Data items
-.-.-
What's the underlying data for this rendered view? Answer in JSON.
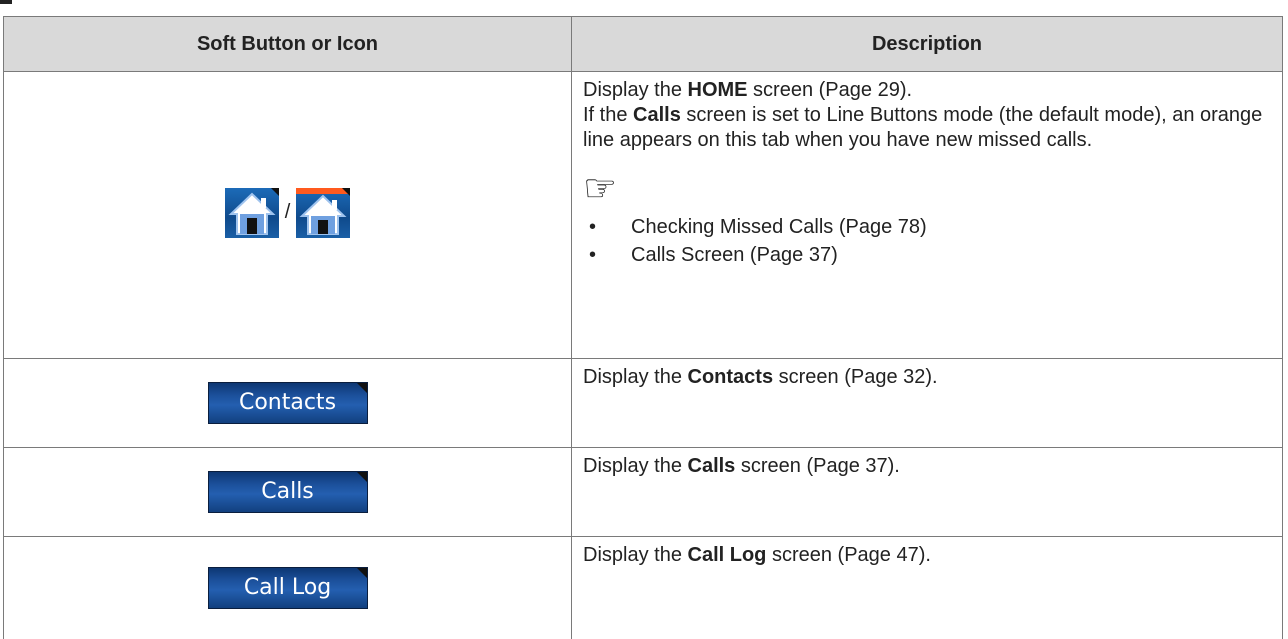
{
  "table": {
    "headers": [
      "Soft Button or Icon",
      "Description"
    ],
    "home_row": {
      "slash": "/",
      "desc_line1_pre": "Display the ",
      "desc_line1_bold": "HOME",
      "desc_line1_post": " screen (Page 29).",
      "desc_line2_pre": "If the ",
      "desc_line2_bold": "Calls",
      "desc_line2_post": " screen is set to Line Buttons mode (the default mode), an orange line appears on this tab when you have new missed calls.",
      "note_icon": "pointing-hand-icon",
      "references": [
        "Checking Missed Calls (Page 78)",
        "Calls Screen (Page 37)"
      ]
    },
    "rows": [
      {
        "button_label": "Contacts",
        "desc_pre": "Display the ",
        "desc_bold": "Contacts",
        "desc_post": " screen (Page 32)."
      },
      {
        "button_label": "Calls",
        "desc_pre": "Display the ",
        "desc_bold": "Calls",
        "desc_post": " screen (Page 37)."
      },
      {
        "button_label": "Call Log",
        "desc_pre": "Display the ",
        "desc_bold": "Call Log",
        "desc_post": " screen (Page 47)."
      }
    ]
  },
  "colors": {
    "header_bg": "#d9d9d9",
    "button_blue": "#1b4f9a",
    "missed_line_orange": "#ff5a1e"
  }
}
-.-.-
— PROBLEM DETAILS —
Repeat the records above exactly, omitting every picture.

— FULL SOLUTION —
What's the underlying data for this rendered view? Answer in JSON.
{
  "table": {
    "headers": [
      "Soft Button or Icon",
      "Description"
    ],
    "home_row": {
      "slash": "/",
      "desc_line1_pre": "Display the ",
      "desc_line1_bold": "HOME",
      "desc_line1_post": " screen (Page 29).",
      "desc_line2_pre": "If the ",
      "desc_line2_bold": "Calls",
      "desc_line2_post": " screen is set to Line Buttons mode (the default mode), an orange line appears on this tab when you have new missed calls.",
      "note_icon": "pointing-hand-icon",
      "references": [
        "Checking Missed Calls (Page 78)",
        "Calls Screen (Page 37)"
      ]
    },
    "rows": [
      {
        "button_label": "Contacts",
        "desc_pre": "Display the ",
        "desc_bold": "Contacts",
        "desc_post": " screen (Page 32)."
      },
      {
        "button_label": "Calls",
        "desc_pre": "Display the ",
        "desc_bold": "Calls",
        "desc_post": " screen (Page 37)."
      },
      {
        "button_label": "Call Log",
        "desc_pre": "Display the ",
        "desc_bold": "Call Log",
        "desc_post": " screen (Page 47)."
      }
    ]
  },
  "colors": {
    "header_bg": "#d9d9d9",
    "button_blue": "#1b4f9a",
    "missed_line_orange": "#ff5a1e"
  }
}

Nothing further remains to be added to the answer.